┌──
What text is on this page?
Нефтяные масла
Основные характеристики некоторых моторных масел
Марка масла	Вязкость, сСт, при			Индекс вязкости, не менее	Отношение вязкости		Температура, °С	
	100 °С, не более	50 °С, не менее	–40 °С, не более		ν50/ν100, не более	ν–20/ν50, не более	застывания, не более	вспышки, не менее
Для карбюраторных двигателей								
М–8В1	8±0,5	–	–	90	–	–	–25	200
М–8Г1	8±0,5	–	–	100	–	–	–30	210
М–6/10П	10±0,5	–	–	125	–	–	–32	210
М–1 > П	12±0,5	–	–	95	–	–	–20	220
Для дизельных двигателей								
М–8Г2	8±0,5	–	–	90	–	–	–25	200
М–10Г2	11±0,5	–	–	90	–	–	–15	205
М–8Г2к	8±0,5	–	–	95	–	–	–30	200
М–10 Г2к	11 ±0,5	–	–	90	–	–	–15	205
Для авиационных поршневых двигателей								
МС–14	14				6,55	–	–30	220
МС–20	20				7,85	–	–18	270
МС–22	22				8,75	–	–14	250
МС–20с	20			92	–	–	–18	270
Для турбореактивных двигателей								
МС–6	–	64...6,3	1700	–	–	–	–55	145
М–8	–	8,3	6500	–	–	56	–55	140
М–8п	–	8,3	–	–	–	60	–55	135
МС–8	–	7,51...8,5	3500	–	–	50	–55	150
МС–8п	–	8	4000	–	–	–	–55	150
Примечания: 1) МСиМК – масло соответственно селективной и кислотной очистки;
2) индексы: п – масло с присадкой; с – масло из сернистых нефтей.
└──
Where a line holds "менее", copy it out.

Марка масла	Вязкость, сСт, при			Индекс вязкости, не менее	Отношение вязкости		Температура, °С	
	100 °С, не более	50 °С, не менее	–40 °С, не более		ν50/ν100, не более	ν–20/ν50, не более	застывания, не более	вспышки, не менее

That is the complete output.